(Chart and figure data)
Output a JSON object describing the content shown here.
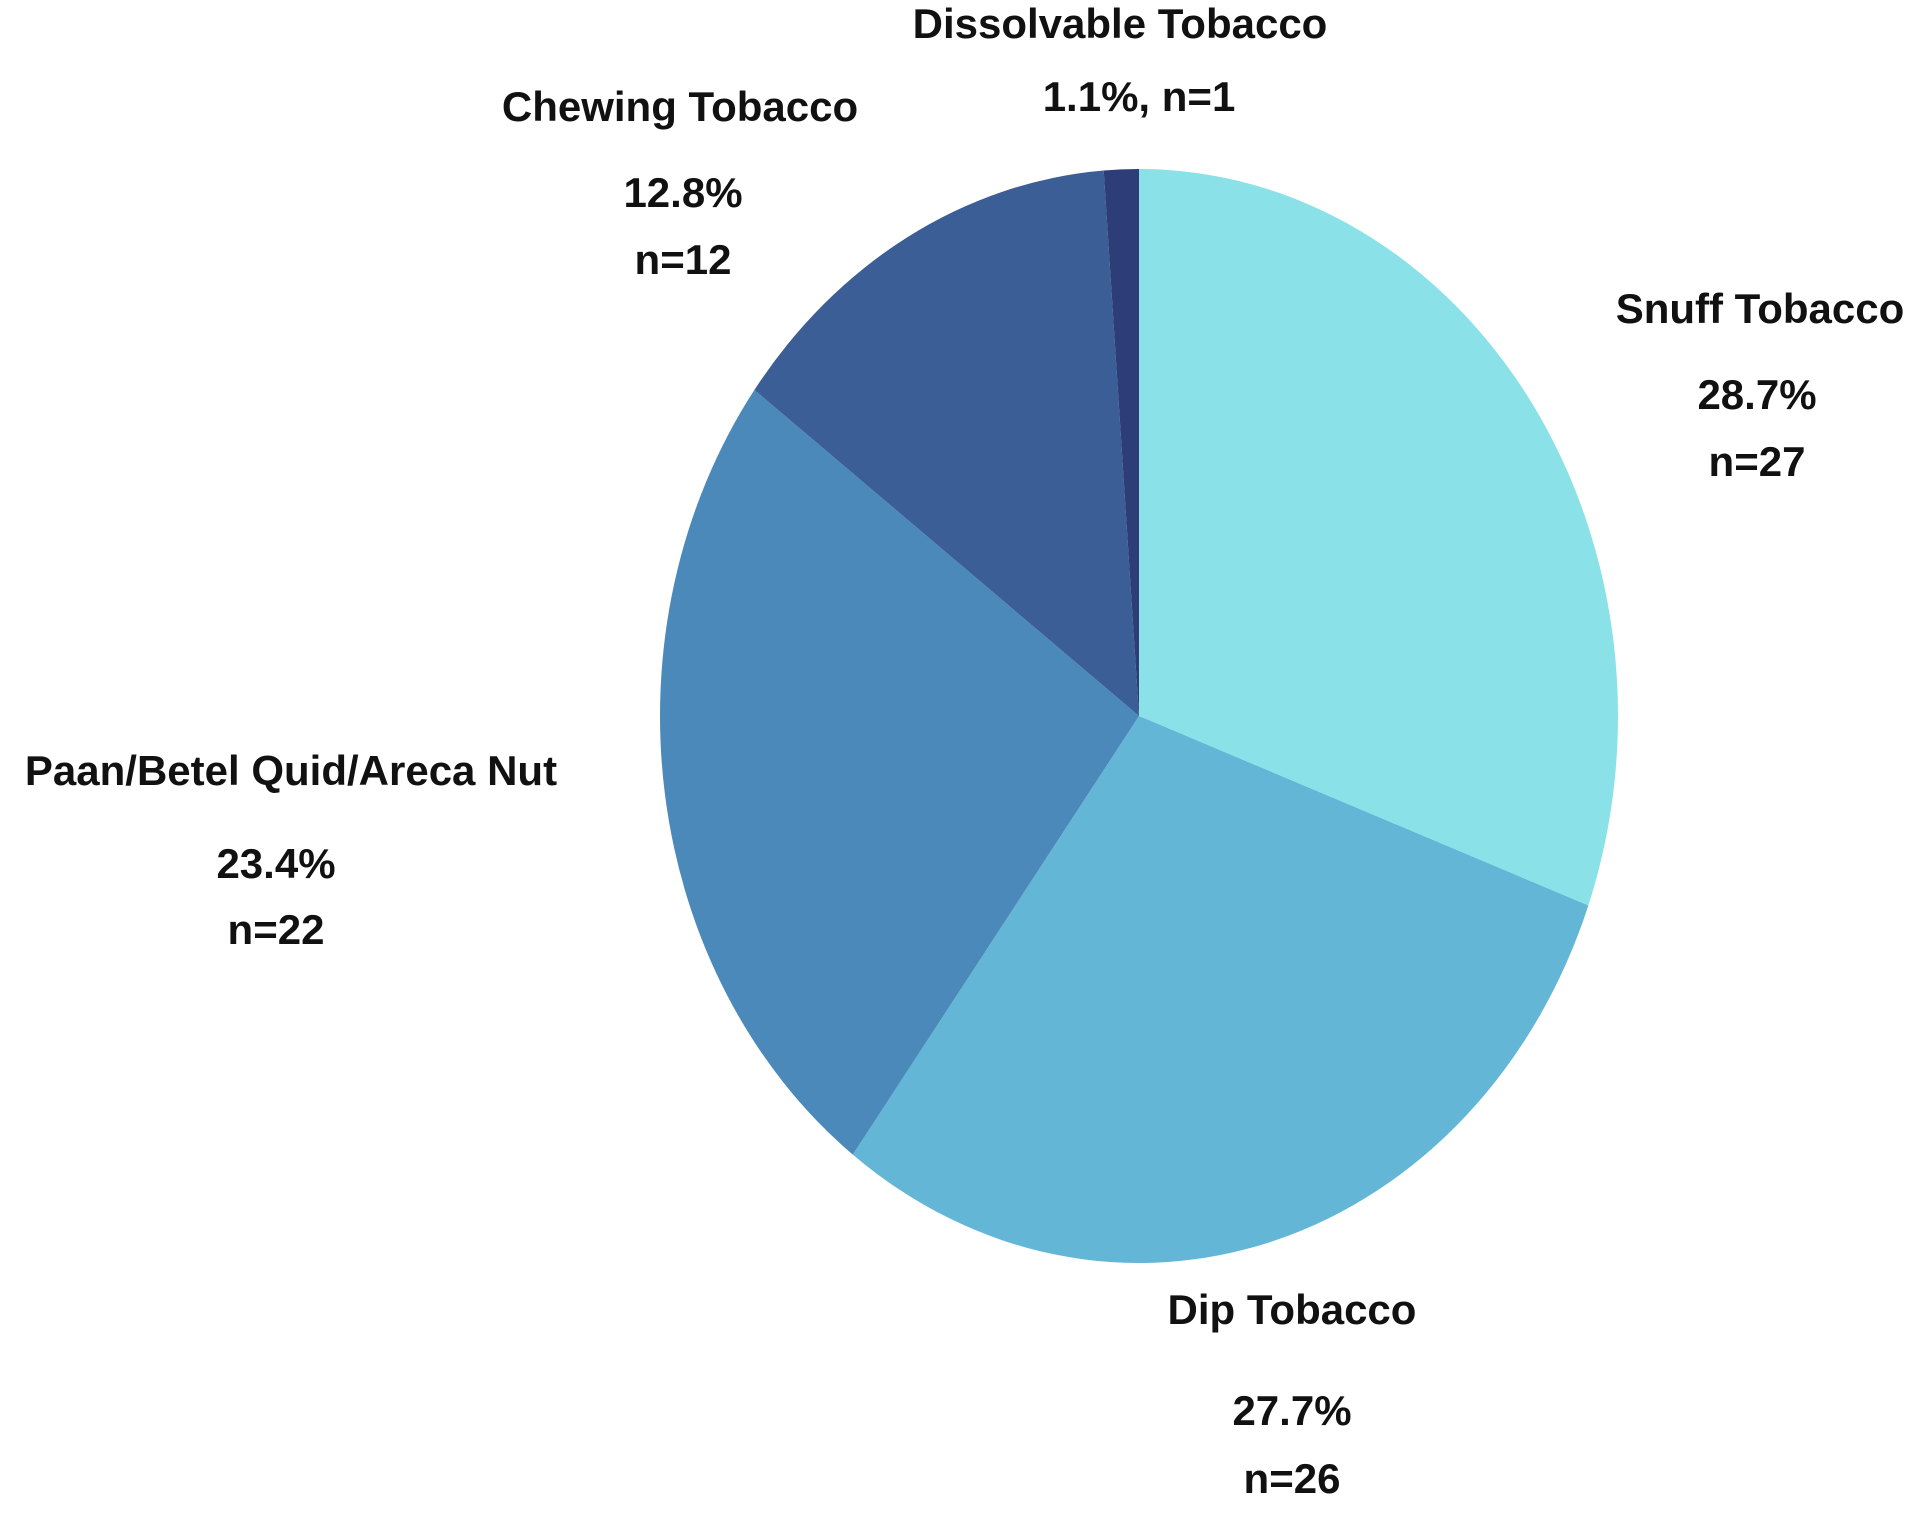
{
  "chart_data": {
    "type": "pie",
    "categories": [
      "Snuff Tobacco",
      "Dip Tobacco",
      "Paan/Betel Quid/Areca Nut",
      "Chewing Tobacco",
      "Dissolvable Tobacco"
    ],
    "values": [
      28.7,
      27.7,
      23.4,
      12.8,
      1.1
    ],
    "value_labels": [
      "28.7%",
      "27.7%",
      "23.4%",
      "12.8%",
      "1.1%,"
    ],
    "counts": [
      27,
      26,
      22,
      12,
      1
    ],
    "count_labels": [
      "n=27",
      "n=26",
      "n=22",
      "n=12",
      "n=1"
    ],
    "colors": [
      "#8be1e8",
      "#64b6d6",
      "#4a89b9",
      "#3b5e97",
      "#2d3d78"
    ]
  }
}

Task prompt:
Count the lines that hold the string "Tobacco", and reply with that number alone.

Result of the exercise:
4